* [Metin Bölümü]
============

23 Nisan 2014 Çarşamba

Küçük mavi ekran

Küçük bir mavi ekran arar gözlerin bazen.. küçük hayaller kurmana izin verir. Küçük ama öyle aniden çıkar ya karşına.  Küçük ama tüm vücudunu ağrıtır, heyecandan. Tüm küçük mavi ekranlar toplanıp bir koca mavi ekran olsun istersin, olmaz. Gel dersin gelmez, git dersin gitmez. Hızlıca kaybolur, her bir küçük mavi ekran.. sen ekranda kaybolursun, onların her biri ise koca evrende. Ele avuca sığmazlar. Tutup bir ucundan birleştirmek istersin , her biri ayrı bir köşede başına buyruk.. Birleştirmek istersin , hepsinden koca bir mavi ekran yapmak. Bir yerlerde birleşirler de sen göremezsin... Sana kalan sadece hafızanda uçuşan küçük mavi ekranlar olur..

29 Ocak 2014 Çarşamba

Yol kenarı

Neden yol kenarlarına yakın yürürüm, kimse bilmez.
Bir araba yoldan çıksa, çarpsa.. acı mı çekmek istiyorum? kimse bilmez..
Kimse bilmez. Kendimi atmak mı isterim yollara, arabaların önüne..?

Acı çekmek mi asıl derdim, ilgi görmek mi..
Bilmez,
Kimse, 
Farkında olmaz, cesaretimin kaynağı cahilliğim değil, fütûrsuzluğumdur.

Dert der kimi, kimisi hüzün, kimi mutsuzluk ya da iflah olmaz melankoli,,

Sadece umrumda değildir, kimseler bilmez.

*kimse, bunu okumayacak herkese tekabül eder.
3ocak2014

17 Kasım 2013 Pazar

Ahh bu an..

============

* [Kayıtlı Veriler]
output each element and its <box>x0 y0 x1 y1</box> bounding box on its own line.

============

* [Alıştırma 1] Metin bölümünden "Bir araba yoldan" ile başlayıp "herkese tekabül eder." ifadesine kadar devam eden kısmı hiç değiştirmeden geri döndür.
* [Alıştırma 2] Metin bölümüne göre "Küçük mavi ekran" başlıklı yazı hangi tarihte yayımlanmıştır?

* [Nihai Sonuç 1]
Bir araba yoldan çıksa, çarpsa.. acı mı çekmek istiyorum? kimse bilmez..
Kimse bilmez. Kendimi atmak mı isterim yollara, arabaların önüne..?

Acı çekmek mi asıl derdim, ilgi görmek mi..
Bilmez,
Kimse, 
Farkında olmaz, cesaretimin kaynağı cahilliğim değil, fütûrsuzluğumdur.

Dert der kimi, kimisi hüzün, kimi mutsuzluk ya da iflah olmaz melankoli,,

Sadece umrumda değildir, kimseler bilmez.

*kimse, bunu okumayacak herkese tekabül eder.

* [Nihai Sonuç 2] Bu yazı 23 Nisan 2014 Çarşamba tarihlidir.